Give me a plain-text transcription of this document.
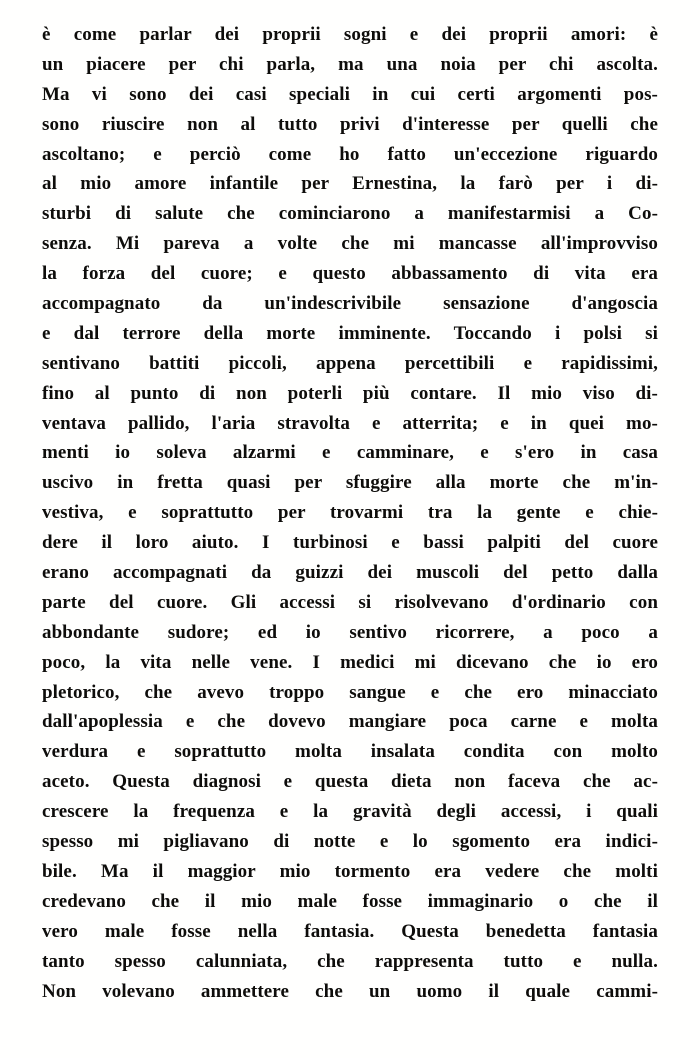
è come parlar dei proprii sogni e dei proprii amori: è
un piacere per chi parla, ma una noia per chi ascolta.
Ma vi sono dei casi speciali in cui certi argomenti pos-
sono riuscire non al tutto privi d'interesse per quelli che
ascoltano; e perciò come ho fatto un'eccezione riguardo
al mio amore infantile per Ernestina, la farò per i di-
sturbi di salute che cominciarono a manifestarmisi a Co-
senza. Mi pareva a volte che mi mancasse all'improvviso
la forza del cuore; e questo abbassamento di vita era
accompagnato da un'indescrivibile sensazione d'angoscia
e dal terrore della morte imminente. Toccando i polsi si
sentivano battiti piccoli, appena percettibili e rapidissimi,
fino al punto di non poterli più contare. Il mio viso di-
ventava pallido, l'aria stravolta e atterrita; e in quei mo-
menti io soleva alzarmi e camminare, e s'ero in casa
uscivo in fretta quasi per sfuggire alla morte che m'in-
vestiva, e soprattutto per trovarmi tra la gente e chie-
dere il loro aiuto. I turbinosi e bassi palpiti del cuore
erano accompagnati da guizzi dei muscoli del petto dalla
parte del cuore. Gli accessi si risolvevano d'ordinario con
abbondante sudore; ed io sentivo ricorrere, a poco a
poco, la vita nelle vene. I medici mi dicevano che io ero
pletorico, che avevo troppo sangue e che ero minacciato
dall'apoplessia e che dovevo mangiare poca carne e molta
verdura e soprattutto molta insalata condita con molto
aceto. Questa diagnosi e questa dieta non faceva che ac-
crescere la frequenza e la gravità degli accessi, i quali
spesso mi pigliavano di notte e lo sgomento era indici-
bile. Ma il maggior mio tormento era vedere che molti
credevano che il mio male fosse immaginario o che il
vero male fosse nella fantasia. Questa benedetta fantasia
tanto spesso calunniata, che rappresenta tutto e nulla.
Non volevano ammettere che un uomo il quale cammi-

# What to produce
Omitting all images, print the listing exactly.

# Task answer
Give me a plain-text transcription of this document.
è come parlar dei proprii sogni e dei proprii amori: è
un piacere per chi parla, ma una noia per chi ascolta.
Ma vi sono dei casi speciali in cui certi argomenti pos-
sono riuscire non al tutto privi d'interesse per quelli che
ascoltano; e perciò come ho fatto un'eccezione riguardo
al mio amore infantile per Ernestina, la farò per i di-
sturbi di salute che cominciarono a manifestarmisi a Co-
senza. Mi pareva a volte che mi mancasse all'improvviso
la forza del cuore; e questo abbassamento di vita era
accompagnato da un'indescrivibile sensazione d'angoscia
e dal terrore della morte imminente. Toccando i polsi si
sentivano battiti piccoli, appena percettibili e rapidissimi,
fino al punto di non poterli più contare. Il mio viso di-
ventava pallido, l'aria stravolta e atterrita; e in quei mo-
menti io soleva alzarmi e camminare, e s'ero in casa
uscivo in fretta quasi per sfuggire alla morte che m'in-
vestiva, e soprattutto per trovarmi tra la gente e chie-
dere il loro aiuto. I turbinosi e bassi palpiti del cuore
erano accompagnati da guizzi dei muscoli del petto dalla
parte del cuore. Gli accessi si risolvevano d'ordinario con
abbondante sudore; ed io sentivo ricorrere, a poco a
poco, la vita nelle vene. I medici mi dicevano che io ero
pletorico, che avevo troppo sangue e che ero minacciato
dall'apoplessia e che dovevo mangiare poca carne e molta
verdura e soprattutto molta insalata condita con molto
aceto. Questa diagnosi e questa dieta non faceva che ac-
crescere la frequenza e la gravità degli accessi, i quali
spesso mi pigliavano di notte e lo sgomento era indici-
bile. Ma il maggior mio tormento era vedere che molti
credevano che il mio male fosse immaginario o che il
vero male fosse nella fantasia. Questa benedetta fantasia
tanto spesso calunniata, che rappresenta tutto e nulla.
Non volevano ammettere che un uomo il quale cammi-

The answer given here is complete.